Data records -
============

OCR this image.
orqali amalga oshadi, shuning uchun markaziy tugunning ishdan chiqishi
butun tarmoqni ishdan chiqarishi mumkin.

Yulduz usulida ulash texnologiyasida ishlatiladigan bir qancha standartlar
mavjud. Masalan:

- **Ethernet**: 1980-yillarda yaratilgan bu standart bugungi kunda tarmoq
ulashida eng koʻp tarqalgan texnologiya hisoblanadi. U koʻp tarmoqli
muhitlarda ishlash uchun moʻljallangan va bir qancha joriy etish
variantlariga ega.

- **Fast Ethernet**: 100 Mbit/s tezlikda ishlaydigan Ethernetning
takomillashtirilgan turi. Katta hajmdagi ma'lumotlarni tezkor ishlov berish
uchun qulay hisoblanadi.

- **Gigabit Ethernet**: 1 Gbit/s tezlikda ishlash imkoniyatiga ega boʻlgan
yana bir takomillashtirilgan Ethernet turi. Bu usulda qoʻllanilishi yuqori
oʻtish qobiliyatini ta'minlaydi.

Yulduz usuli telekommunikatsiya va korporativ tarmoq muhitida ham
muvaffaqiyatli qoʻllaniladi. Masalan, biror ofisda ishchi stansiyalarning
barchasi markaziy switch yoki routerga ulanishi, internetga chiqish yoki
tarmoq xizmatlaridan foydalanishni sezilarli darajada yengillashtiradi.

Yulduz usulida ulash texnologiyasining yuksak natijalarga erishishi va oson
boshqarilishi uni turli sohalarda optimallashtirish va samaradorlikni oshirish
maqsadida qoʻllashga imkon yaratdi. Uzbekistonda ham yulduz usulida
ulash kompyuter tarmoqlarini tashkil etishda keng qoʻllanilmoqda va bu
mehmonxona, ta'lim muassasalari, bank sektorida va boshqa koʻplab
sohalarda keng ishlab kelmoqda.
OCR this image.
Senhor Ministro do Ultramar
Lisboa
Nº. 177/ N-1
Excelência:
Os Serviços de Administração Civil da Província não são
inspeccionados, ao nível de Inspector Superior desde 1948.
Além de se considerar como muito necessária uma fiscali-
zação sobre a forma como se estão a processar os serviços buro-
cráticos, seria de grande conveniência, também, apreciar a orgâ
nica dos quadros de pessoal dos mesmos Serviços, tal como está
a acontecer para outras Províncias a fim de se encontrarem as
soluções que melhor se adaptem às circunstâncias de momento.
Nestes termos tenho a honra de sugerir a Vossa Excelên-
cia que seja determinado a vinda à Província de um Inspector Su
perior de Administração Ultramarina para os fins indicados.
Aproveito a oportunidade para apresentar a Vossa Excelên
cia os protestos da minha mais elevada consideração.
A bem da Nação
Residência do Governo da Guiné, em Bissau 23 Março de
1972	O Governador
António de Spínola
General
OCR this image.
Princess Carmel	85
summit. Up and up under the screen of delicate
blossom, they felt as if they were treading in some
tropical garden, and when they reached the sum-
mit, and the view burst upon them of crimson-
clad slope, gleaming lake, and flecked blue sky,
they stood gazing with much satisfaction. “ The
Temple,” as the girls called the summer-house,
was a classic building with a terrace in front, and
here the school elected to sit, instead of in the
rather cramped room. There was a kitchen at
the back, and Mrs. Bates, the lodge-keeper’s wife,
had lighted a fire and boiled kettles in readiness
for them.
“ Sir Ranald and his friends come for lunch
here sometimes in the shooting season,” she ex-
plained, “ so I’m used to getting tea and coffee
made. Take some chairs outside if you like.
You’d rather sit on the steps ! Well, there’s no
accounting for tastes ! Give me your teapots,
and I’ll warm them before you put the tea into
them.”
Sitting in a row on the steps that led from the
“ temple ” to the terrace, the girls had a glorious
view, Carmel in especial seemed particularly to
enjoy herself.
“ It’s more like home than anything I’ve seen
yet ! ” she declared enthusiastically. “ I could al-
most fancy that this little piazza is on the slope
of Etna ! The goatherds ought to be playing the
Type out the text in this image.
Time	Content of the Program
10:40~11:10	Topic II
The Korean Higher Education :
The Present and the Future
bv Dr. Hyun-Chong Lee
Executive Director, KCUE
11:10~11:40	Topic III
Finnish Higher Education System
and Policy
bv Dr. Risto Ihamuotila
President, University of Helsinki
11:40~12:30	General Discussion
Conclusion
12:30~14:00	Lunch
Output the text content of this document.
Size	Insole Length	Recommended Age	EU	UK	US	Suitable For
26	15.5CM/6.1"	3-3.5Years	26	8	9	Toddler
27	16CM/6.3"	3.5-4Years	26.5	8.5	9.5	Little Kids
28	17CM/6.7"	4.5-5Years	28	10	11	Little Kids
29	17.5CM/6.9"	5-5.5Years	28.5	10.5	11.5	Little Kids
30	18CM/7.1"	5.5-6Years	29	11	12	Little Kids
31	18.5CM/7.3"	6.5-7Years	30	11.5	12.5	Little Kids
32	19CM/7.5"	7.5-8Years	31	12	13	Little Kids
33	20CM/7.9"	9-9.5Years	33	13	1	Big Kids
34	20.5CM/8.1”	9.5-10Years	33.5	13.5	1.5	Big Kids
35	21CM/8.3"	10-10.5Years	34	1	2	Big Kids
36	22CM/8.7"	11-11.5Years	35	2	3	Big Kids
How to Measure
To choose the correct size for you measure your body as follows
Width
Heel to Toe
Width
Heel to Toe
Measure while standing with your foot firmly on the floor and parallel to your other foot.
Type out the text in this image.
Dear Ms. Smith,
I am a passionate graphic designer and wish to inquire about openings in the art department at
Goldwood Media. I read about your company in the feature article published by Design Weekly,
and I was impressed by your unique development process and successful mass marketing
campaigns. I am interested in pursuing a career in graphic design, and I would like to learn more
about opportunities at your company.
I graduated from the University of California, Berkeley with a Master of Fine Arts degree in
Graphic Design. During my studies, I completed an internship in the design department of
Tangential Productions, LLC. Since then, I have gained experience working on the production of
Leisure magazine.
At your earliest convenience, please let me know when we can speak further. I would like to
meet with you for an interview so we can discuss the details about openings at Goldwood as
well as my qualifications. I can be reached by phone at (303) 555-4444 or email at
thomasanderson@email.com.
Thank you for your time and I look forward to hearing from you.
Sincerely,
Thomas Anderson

============

What you need to do - State the number of lines in the records that include "Ethernet", and write nothing else.

Final result - 4